Stated task:
Write out the material exactly, without any of its pictures.

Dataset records
-=-=-
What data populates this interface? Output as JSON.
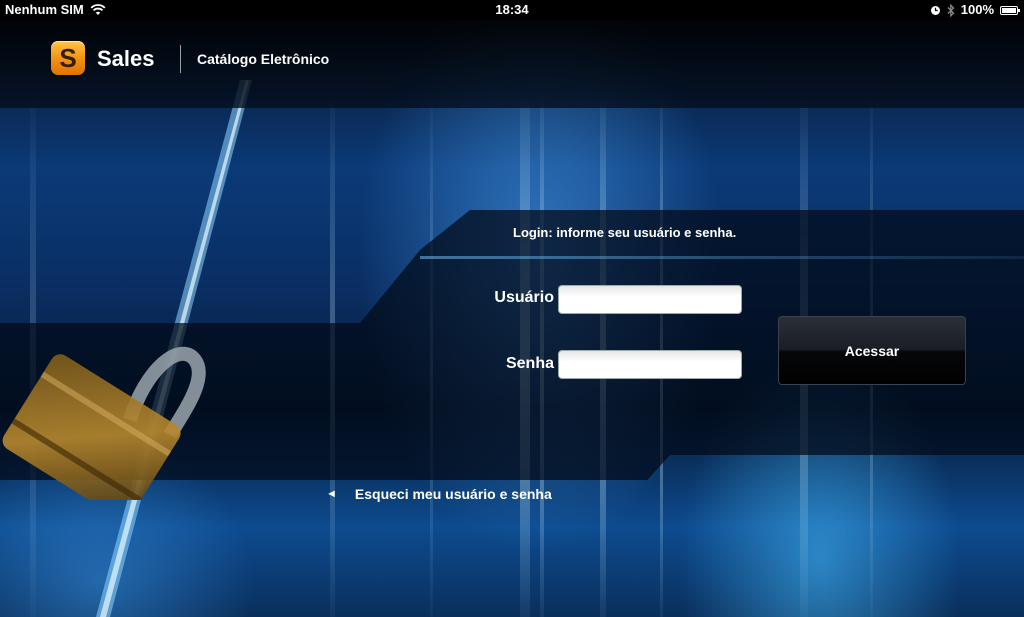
{
  "status_bar": {
    "carrier": "Nenhum SIM",
    "time": "18:34",
    "battery": "100%"
  },
  "header": {
    "logo_letter": "S",
    "app_name": "Sales",
    "subtitle": "Catálogo Eletrônico"
  },
  "login": {
    "title": "Login: informe seu usuário e senha.",
    "username_label": "Usuário",
    "username_value": "",
    "password_label": "Senha",
    "password_value": "",
    "submit_label": "Acessar",
    "forgot_label": "Esqueci meu usuário e senha",
    "forgot_arrow": "◄"
  },
  "colors": {
    "background_blue": "#0b3a78",
    "logo_orange": "#f39412",
    "text": "#ffffff"
  }
}
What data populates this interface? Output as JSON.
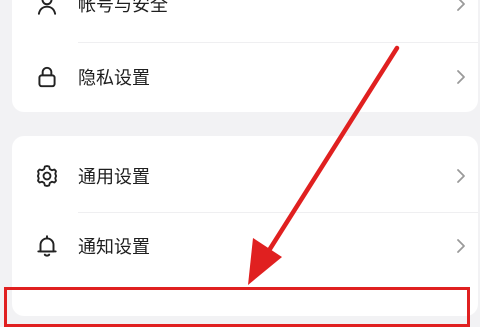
{
  "account_section": {
    "items": [
      {
        "label": "帐号与安全",
        "icon": "user-icon"
      },
      {
        "label": "隐私设置",
        "icon": "lock-icon"
      }
    ]
  },
  "general_section": {
    "items": [
      {
        "label": "通用设置",
        "icon": "gear-icon"
      },
      {
        "label": "通知设置",
        "icon": "bell-icon"
      }
    ]
  },
  "annotation": {
    "arrow_color": "#e02020",
    "highlight_color": "#e02020"
  }
}
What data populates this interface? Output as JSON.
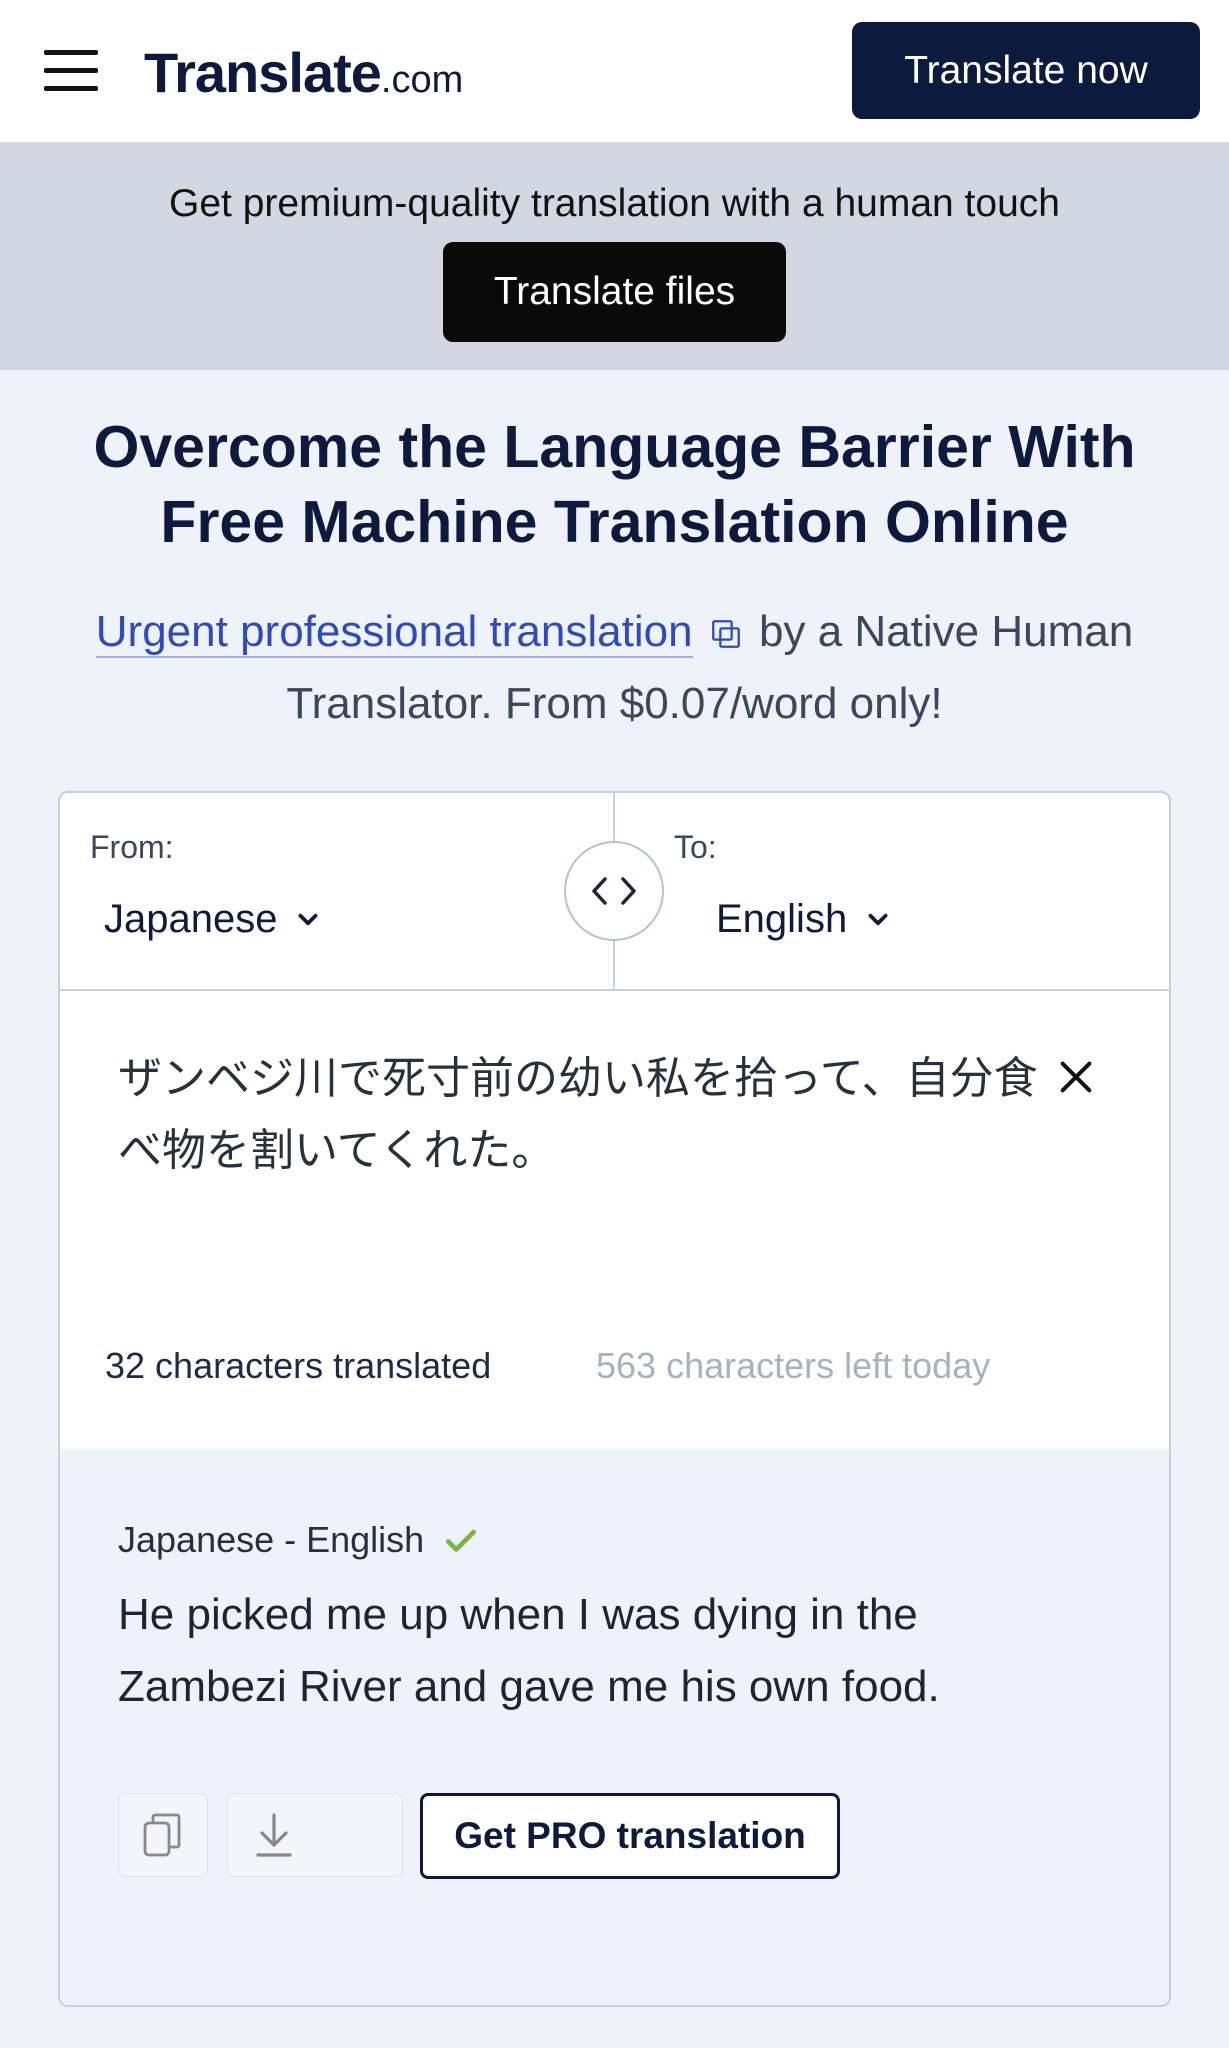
{
  "header": {
    "logo_main": "Translate",
    "logo_domain": ".com",
    "cta_label": "Translate now",
    "menu_icon": "hamburger-menu-icon"
  },
  "promo": {
    "text": "Get premium-quality translation with a human touch",
    "button_label": "Translate files"
  },
  "hero": {
    "headline_line1": "Overcome the Language Barrier With",
    "headline_line2": "Free Machine Translation Online",
    "link_text": "Urgent professional translation",
    "link_icon": "external-link-icon",
    "sub_after_link": " by a Native Human Translator. From $0.07/word only!"
  },
  "translator": {
    "from_label": "From:",
    "from_value": "Japanese",
    "to_label": "To:",
    "to_value": "English",
    "swap_icon": "swap-arrows-icon",
    "source_text": "ザンベジ川で死寸前の幼い私を拾って、自分食べ物を割いてくれた。",
    "clear_icon": "close-icon",
    "chars_translated": "32 characters translated",
    "chars_left": "563 characters left today",
    "pair_label": "Japanese - English",
    "pair_status_icon": "checkmark-icon",
    "output_text": "He picked me up when I was dying in the Zambezi River and gave me his own food.",
    "copy_icon": "copy-icon",
    "download_icon": "download-icon",
    "pro_button_label": "Get PRO translation"
  },
  "colors": {
    "brand_navy": "#0c1a3d",
    "link_blue": "#2d4bc0",
    "success_green": "#7cb342",
    "promo_bg": "#d3d7e1",
    "output_bg": "#f0f2fb"
  }
}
-=-=-
Result of this exercise:
What data populates this interface? Output as JSON.
{
  "status_bar": {
    "carrier": "Nenhum SIM",
    "time": "18:34",
    "battery": "100%"
  },
  "header": {
    "logo_letter": "S",
    "app_name": "Sales",
    "subtitle": "Catálogo Eletrônico"
  },
  "login": {
    "title": "Login: informe seu usuário e senha.",
    "username_label": "Usuário",
    "username_value": "",
    "password_label": "Senha",
    "password_value": "",
    "submit_label": "Acessar",
    "forgot_label": "Esqueci meu usuário e senha",
    "forgot_arrow": "◄"
  },
  "colors": {
    "background_blue": "#0b3a78",
    "logo_orange": "#f39412",
    "text": "#ffffff"
  }
}
What data populates this interface? Output as JSON.
{
  "account_section": {
    "items": [
      {
        "label": "帐号与安全",
        "icon": "user-icon"
      },
      {
        "label": "隐私设置",
        "icon": "lock-icon"
      }
    ]
  },
  "general_section": {
    "items": [
      {
        "label": "通用设置",
        "icon": "gear-icon"
      },
      {
        "label": "通知设置",
        "icon": "bell-icon"
      }
    ]
  },
  "annotation": {
    "arrow_color": "#e02020",
    "highlight_color": "#e02020"
  }
}
What data populates this interface? Output as JSON.
{
  "header": {
    "logo_main": "Translate",
    "logo_domain": ".com",
    "cta_label": "Translate now",
    "menu_icon": "hamburger-menu-icon"
  },
  "promo": {
    "text": "Get premium-quality translation with a human touch",
    "button_label": "Translate files"
  },
  "hero": {
    "headline_line1": "Overcome the Language Barrier With",
    "headline_line2": "Free Machine Translation Online",
    "link_text": "Urgent professional translation",
    "link_icon": "external-link-icon",
    "sub_after_link": " by a Native Human Translator. From $0.07/word only!"
  },
  "translator": {
    "from_label": "From:",
    "from_value": "Japanese",
    "to_label": "To:",
    "to_value": "English",
    "swap_icon": "swap-arrows-icon",
    "source_text": "ザンベジ川で死寸前の幼い私を拾って、自分食べ物を割いてくれた。",
    "clear_icon": "close-icon",
    "chars_translated": "32 characters translated",
    "chars_left": "563 characters left today",
    "pair_label": "Japanese - English",
    "pair_status_icon": "checkmark-icon",
    "output_text": "He picked me up when I was dying in the Zambezi River and gave me his own food.",
    "copy_icon": "copy-icon",
    "download_icon": "download-icon",
    "pro_button_label": "Get PRO translation"
  },
  "colors": {
    "brand_navy": "#0c1a3d",
    "link_blue": "#2d4bc0",
    "success_green": "#7cb342",
    "promo_bg": "#d3d7e1",
    "output_bg": "#f0f2fb"
  }
}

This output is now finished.